Copy out all the entries exactly.
** BEGIN **
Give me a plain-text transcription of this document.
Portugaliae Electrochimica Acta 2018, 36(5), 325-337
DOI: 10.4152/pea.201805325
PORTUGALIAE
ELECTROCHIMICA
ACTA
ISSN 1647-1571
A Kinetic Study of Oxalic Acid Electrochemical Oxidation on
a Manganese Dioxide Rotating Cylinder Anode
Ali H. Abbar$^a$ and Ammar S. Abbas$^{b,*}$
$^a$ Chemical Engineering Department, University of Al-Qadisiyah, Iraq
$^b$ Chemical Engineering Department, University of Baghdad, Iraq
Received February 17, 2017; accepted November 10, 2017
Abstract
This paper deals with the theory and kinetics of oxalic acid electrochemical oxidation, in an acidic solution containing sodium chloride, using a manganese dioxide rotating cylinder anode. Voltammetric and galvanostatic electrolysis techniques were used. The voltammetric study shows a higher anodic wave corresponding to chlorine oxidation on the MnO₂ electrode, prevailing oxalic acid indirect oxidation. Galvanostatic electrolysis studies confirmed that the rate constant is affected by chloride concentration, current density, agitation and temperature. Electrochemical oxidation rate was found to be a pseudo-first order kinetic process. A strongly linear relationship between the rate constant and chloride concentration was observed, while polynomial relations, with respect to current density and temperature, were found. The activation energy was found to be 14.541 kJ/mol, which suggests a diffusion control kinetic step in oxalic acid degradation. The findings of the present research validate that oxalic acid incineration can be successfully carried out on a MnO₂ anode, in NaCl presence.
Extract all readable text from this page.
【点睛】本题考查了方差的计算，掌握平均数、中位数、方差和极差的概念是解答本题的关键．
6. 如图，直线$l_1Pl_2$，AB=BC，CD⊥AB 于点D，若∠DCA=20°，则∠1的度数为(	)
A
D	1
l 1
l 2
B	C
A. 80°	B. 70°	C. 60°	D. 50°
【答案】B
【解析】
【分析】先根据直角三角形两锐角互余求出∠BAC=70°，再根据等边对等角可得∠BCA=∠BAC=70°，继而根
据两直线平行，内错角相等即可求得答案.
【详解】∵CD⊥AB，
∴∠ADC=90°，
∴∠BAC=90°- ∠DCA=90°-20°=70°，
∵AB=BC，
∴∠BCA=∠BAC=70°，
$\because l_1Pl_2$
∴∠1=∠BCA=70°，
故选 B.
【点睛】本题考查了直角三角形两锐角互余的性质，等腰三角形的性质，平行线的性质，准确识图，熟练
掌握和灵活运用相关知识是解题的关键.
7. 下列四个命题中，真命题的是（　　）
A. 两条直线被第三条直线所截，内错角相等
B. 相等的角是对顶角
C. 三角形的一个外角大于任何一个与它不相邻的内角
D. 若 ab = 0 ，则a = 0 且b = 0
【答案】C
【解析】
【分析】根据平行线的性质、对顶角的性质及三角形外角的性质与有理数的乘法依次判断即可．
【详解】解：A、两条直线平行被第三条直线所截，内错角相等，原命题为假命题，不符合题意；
** END **
▶ _Response to this task_:
Give me a plain-text transcription of this document.
Portugaliae Electrochimica Acta 2018, 36(5), 325-337
DOI: 10.4152/pea.201805325
PORTUGALIAE
ELECTROCHIMICA
ACTA
ISSN 1647-1571
A Kinetic Study of Oxalic Acid Electrochemical Oxidation on
a Manganese Dioxide Rotating Cylinder Anode
Ali H. Abbar$^a$ and Ammar S. Abbas$^{b,*}$
$^a$ Chemical Engineering Department, University of Al-Qadisiyah, Iraq
$^b$ Chemical Engineering Department, University of Baghdad, Iraq
Received February 17, 2017; accepted November 10, 2017
Abstract
This paper deals with the theory and kinetics of oxalic acid electrochemical oxidation, in an acidic solution containing sodium chloride, using a manganese dioxide rotating cylinder anode. Voltammetric and galvanostatic electrolysis techniques were used. The voltammetric study shows a higher anodic wave corresponding to chlorine oxidation on the MnO₂ electrode, prevailing oxalic acid indirect oxidation. Galvanostatic electrolysis studies confirmed that the rate constant is affected by chloride concentration, current density, agitation and temperature. Electrochemical oxidation rate was found to be a pseudo-first order kinetic process. A strongly linear relationship between the rate constant and chloride concentration was observed, while polynomial relations, with respect to current density and temperature, were found. The activation energy was found to be 14.541 kJ/mol, which suggests a diffusion control kinetic step in oxalic acid degradation. The findings of the present research validate that oxalic acid incineration can be successfully carried out on a MnO₂ anode, in NaCl presence.
Extract all readable text from this page.
【点睛】本题考查了方差的计算，掌握平均数、中位数、方差和极差的概念是解答本题的关键．
6. 如图，直线$l_1Pl_2$，AB=BC，CD⊥AB 于点D，若∠DCA=20°，则∠1的度数为(	)
A
D	1
l 1
l 2
B	C
A. 80°	B. 70°	C. 60°	D. 50°
【答案】B
【解析】
【分析】先根据直角三角形两锐角互余求出∠BAC=70°，再根据等边对等角可得∠BCA=∠BAC=70°，继而根
据两直线平行，内错角相等即可求得答案.
【详解】∵CD⊥AB，
∴∠ADC=90°，
∴∠BAC=90°- ∠DCA=90°-20°=70°，
∵AB=BC，
∴∠BCA=∠BAC=70°，
$\because l_1Pl_2$
∴∠1=∠BCA=70°，
故选 B.
【点睛】本题考查了直角三角形两锐角互余的性质，等腰三角形的性质，平行线的性质，准确识图，熟练
掌握和灵活运用相关知识是解题的关键.
7. 下列四个命题中，真命题的是（　　）
A. 两条直线被第三条直线所截，内错角相等
B. 相等的角是对顶角
C. 三角形的一个外角大于任何一个与它不相邻的内角
D. 若 ab = 0 ，则a = 0 且b = 0
【答案】C
【解析】
【分析】根据平行线的性质、对顶角的性质及三角形外角的性质与有理数的乘法依次判断即可．
【详解】解：A、两条直线平行被第三条直线所截，内错角相等，原命题为假命题，不符合题意；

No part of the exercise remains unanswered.